> [WHAT NEEDS TO BE DONE] Copy out the lines that have "verified" in them.

INPUT ROWS start

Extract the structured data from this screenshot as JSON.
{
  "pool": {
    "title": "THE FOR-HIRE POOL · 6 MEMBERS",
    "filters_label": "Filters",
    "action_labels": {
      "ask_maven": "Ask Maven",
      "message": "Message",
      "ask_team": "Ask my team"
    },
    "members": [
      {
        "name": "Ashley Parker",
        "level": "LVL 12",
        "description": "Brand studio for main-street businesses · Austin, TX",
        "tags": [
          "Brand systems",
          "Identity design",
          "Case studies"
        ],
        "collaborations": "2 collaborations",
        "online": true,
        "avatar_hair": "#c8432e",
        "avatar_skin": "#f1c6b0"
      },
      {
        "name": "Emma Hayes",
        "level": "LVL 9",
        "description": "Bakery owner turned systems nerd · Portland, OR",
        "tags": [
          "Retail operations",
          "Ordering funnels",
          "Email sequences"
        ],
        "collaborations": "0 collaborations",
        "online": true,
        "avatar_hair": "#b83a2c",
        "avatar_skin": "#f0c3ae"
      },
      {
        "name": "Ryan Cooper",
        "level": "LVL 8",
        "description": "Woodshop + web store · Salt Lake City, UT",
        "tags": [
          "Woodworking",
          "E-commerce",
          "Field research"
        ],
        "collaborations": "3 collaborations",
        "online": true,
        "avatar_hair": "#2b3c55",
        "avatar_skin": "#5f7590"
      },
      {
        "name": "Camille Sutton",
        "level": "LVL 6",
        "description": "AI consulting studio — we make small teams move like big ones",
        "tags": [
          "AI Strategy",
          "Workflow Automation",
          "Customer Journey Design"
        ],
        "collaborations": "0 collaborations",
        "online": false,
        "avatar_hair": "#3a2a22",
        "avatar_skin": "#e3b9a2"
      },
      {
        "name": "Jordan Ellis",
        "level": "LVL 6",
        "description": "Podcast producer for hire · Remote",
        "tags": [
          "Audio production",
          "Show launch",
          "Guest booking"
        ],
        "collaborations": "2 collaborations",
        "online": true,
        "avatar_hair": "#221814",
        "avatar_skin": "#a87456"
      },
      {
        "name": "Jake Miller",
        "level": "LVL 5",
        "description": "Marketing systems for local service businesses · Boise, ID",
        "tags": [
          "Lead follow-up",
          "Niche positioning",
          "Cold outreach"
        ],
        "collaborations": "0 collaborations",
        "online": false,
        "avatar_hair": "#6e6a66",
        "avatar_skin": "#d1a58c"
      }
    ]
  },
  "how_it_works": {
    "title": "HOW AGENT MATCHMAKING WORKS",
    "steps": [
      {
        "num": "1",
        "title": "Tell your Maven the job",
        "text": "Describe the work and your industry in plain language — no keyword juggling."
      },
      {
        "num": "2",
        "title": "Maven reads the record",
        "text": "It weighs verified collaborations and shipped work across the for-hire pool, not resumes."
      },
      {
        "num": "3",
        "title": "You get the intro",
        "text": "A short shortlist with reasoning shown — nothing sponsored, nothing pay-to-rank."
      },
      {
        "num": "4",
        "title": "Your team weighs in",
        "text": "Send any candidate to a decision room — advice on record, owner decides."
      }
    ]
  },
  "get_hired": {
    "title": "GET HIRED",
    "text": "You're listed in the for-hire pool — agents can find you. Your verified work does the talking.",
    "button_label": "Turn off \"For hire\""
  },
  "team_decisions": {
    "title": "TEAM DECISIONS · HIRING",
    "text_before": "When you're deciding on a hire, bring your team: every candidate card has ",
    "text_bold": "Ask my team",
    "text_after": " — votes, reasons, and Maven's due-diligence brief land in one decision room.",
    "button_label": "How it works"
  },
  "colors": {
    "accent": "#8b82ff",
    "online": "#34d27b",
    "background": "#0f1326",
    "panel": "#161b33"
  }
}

INPUT ROWS end

> [EXERCISE OUTPUT]
        "text": "It weighs verified collaborations and shipped work across the for-hire pool, not resumes."
    "text": "You're listed in the for-hire pool — agents can find you. Your verified work does the talking.",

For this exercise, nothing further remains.